▸ QUOTED PASSAGE
Leukemia (blood and bone marrow)

Medical Landmark: Gene Therapy for Childhood Leukemia May Soon Be Available in U.S.

In a medical breakthrough, the first gene therapy may soon be available in the U.S. A panel of the federal Food and Drug Admnistration approved a treatment that would be used for children suffering from leukemia.

The treatment, known as CAR-T, involves altering a patient’s cells via a complicated process that ultimately would result in those cells being used to treat the illness.

Although scientists and pharmaceutical companies have been working on gene-therapy treatments in all areas of cancer, this is the first one to be approved by the panel. The unanimous approval is very likely to be accepted by the FDA, and the treatments could soon be available to patients.

Until now, the treatment has been available only in clinical trials.

The pharmaceutical company Novartis, based in Switzerland, is the manufacturer of the drug, which was developed at the University of Pennsylvania. According to a news release from the University, J. Larry Jameson, MD, PhD, dean of the Perelman School of the Medicine at Penn and executive vice president for the Health System, said that the alliance between Novartis and the university “will provide the support for the essential clinical trials…which could open doors for use of promising treatment options for many cancer patients who have reached the end of currently available treatments.”

“The panel’s unanimous recommendation..moves us closer to potentially delivering the first-ever commercially approved CAR-T cell therapy to patients in need,” said Bruno Strigini, CEO, Novartis Oncology, in a news release from Novartis.

According to the Novartis news release, acute lymphoblastic leukemia, which is the illness targeted by the therapy, comprises approximately 25% of cancer diagnoses among children under 15 years old and is the most common childhood cancer in the U.S.

▸ WHAT YOU SHOULD DO
Translate the following sentence from the article on gene therapy for childhood leukemia into Spanish: "Until now, the treatment has been available only in clinical trials."

▸ SUPPLIED RECORDS
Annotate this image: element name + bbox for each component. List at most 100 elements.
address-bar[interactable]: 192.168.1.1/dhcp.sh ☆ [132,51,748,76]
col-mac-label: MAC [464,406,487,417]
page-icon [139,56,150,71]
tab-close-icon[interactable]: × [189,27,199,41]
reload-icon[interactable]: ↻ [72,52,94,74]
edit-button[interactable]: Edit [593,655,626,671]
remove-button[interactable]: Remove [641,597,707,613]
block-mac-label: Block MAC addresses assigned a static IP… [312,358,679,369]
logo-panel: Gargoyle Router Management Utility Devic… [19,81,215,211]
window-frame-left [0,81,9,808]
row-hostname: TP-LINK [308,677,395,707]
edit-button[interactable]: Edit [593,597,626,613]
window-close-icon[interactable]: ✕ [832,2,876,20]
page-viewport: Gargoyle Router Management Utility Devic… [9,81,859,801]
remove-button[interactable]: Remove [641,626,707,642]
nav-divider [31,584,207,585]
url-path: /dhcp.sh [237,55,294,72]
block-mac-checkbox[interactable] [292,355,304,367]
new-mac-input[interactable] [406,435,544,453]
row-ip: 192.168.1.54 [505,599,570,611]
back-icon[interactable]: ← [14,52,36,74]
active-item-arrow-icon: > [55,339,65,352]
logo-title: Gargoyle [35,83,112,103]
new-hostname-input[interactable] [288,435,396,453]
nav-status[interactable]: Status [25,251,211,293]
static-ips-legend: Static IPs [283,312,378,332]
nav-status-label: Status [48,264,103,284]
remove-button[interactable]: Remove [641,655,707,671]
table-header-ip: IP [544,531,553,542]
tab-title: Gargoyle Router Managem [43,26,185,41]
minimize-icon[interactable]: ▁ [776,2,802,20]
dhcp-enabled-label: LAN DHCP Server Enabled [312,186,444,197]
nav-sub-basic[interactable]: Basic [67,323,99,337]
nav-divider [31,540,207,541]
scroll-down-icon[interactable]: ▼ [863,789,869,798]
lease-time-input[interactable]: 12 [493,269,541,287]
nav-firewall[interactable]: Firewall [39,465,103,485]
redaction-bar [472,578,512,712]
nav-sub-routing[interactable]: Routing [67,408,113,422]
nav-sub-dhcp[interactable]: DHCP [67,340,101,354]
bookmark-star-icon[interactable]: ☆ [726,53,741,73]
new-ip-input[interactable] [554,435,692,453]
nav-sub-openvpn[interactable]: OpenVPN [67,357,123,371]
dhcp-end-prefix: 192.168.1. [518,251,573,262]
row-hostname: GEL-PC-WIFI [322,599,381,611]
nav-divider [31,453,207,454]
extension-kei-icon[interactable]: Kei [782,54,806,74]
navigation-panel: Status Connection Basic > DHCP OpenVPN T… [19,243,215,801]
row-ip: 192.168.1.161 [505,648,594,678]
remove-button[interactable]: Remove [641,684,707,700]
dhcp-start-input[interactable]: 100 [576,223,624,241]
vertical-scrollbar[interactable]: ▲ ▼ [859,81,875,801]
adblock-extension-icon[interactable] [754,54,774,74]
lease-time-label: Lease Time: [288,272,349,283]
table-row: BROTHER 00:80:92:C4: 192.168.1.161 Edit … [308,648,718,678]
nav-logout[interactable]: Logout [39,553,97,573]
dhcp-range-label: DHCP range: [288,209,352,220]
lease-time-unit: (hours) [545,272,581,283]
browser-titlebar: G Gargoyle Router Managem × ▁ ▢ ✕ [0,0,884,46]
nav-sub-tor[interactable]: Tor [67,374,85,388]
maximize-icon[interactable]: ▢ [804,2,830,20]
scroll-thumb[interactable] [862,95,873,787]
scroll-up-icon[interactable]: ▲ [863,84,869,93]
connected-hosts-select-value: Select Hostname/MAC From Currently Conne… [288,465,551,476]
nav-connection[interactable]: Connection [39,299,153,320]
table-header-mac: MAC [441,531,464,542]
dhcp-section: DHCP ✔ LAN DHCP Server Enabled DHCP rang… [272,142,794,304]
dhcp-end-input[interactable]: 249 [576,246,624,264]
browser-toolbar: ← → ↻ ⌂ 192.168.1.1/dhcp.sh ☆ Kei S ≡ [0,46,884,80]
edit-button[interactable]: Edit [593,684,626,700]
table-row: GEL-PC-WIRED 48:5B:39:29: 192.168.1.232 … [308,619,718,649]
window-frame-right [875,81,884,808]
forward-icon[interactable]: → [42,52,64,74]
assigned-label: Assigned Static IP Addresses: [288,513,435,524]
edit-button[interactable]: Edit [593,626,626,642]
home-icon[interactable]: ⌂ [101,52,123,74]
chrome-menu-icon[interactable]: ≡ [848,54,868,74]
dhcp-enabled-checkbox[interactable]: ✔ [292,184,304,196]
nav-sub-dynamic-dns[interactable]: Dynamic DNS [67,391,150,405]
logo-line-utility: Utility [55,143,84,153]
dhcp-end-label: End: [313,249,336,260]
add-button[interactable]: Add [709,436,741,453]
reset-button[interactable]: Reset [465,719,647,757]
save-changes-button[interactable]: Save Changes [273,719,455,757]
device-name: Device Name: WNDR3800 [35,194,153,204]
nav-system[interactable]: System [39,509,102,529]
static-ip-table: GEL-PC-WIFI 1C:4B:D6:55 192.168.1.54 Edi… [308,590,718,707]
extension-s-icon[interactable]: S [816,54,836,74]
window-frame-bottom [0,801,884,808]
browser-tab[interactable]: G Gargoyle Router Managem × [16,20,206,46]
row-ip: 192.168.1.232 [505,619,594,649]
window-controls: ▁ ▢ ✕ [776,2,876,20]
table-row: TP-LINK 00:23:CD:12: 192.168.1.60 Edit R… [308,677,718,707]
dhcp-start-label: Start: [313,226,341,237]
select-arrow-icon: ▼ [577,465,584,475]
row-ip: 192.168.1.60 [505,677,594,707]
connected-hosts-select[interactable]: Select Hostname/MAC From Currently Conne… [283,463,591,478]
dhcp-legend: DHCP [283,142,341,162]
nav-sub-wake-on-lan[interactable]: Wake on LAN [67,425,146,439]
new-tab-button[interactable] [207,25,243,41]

▸ RESULT OF THIS TASK
Hasta ahora, el tratamiento solo ha estado disponible en ensayos clínicos.